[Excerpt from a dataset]
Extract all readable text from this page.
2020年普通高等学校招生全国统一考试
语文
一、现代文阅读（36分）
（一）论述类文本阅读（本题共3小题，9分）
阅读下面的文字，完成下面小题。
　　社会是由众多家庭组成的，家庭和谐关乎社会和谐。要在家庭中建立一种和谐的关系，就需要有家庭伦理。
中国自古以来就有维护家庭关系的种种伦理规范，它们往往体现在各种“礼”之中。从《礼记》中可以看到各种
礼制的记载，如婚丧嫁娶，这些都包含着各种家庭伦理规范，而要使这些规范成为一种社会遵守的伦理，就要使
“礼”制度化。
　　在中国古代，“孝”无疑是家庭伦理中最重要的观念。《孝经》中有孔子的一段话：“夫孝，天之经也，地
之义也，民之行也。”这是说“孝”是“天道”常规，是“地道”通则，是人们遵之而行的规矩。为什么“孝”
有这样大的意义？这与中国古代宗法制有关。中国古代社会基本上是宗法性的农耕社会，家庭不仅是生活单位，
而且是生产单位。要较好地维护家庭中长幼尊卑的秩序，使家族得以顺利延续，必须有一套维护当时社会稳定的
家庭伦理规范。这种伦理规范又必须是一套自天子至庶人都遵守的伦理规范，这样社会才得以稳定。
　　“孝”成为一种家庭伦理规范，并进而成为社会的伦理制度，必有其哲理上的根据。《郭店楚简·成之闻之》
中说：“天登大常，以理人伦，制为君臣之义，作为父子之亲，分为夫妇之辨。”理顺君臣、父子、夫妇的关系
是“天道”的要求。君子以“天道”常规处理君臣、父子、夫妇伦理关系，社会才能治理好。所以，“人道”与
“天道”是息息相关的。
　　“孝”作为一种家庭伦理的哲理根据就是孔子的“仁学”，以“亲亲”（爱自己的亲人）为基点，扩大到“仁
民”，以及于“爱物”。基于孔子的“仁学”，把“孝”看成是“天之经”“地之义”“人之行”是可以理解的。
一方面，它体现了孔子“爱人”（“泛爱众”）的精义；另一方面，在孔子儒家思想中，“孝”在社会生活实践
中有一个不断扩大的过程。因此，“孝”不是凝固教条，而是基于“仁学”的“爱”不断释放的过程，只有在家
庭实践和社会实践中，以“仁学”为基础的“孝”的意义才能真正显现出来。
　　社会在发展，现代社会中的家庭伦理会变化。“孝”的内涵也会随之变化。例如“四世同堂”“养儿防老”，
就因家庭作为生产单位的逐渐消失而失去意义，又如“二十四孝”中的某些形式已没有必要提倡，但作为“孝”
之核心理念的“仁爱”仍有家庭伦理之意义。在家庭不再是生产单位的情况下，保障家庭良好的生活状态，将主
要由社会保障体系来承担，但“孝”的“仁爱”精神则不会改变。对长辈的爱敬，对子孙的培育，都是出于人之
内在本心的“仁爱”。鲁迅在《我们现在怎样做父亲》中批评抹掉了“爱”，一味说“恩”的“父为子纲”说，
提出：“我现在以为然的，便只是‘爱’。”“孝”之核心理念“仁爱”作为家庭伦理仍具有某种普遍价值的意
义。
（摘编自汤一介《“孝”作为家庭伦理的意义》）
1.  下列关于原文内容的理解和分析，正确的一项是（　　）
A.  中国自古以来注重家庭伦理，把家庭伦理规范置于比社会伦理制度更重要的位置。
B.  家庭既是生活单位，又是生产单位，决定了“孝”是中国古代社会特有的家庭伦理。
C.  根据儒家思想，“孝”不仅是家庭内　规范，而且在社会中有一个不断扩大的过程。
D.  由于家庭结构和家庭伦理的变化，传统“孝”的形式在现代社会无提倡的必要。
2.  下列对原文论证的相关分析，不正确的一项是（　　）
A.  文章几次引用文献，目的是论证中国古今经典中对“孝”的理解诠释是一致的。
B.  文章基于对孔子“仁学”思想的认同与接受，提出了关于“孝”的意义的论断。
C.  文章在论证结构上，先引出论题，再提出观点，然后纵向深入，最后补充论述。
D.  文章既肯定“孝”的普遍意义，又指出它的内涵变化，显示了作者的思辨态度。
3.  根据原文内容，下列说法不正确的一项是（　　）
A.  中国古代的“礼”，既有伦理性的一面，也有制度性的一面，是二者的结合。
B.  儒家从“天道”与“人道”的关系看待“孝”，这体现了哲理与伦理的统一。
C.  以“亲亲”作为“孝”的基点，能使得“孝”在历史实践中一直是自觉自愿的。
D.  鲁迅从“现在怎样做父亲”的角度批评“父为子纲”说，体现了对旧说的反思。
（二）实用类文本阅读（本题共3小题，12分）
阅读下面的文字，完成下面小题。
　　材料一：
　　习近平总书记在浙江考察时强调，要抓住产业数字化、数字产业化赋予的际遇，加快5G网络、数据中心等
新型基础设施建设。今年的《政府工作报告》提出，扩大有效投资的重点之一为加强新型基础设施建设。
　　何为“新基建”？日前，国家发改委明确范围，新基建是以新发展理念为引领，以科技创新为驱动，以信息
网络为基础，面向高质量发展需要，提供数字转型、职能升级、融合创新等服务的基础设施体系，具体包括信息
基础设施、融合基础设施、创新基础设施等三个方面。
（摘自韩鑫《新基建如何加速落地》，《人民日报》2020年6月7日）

§ Exercise
Identify lines with the string "父为子纲". Copy each one.

§ Answer to the task
内在本心的“仁爱”。鲁迅在《我们现在怎样做父亲》中批评抹掉了“爱”，一味说“恩”的“父为子纲”说，
D.  鲁迅从“现在怎样做父亲”的角度批评“父为子纲”说，体现了对旧说的反思。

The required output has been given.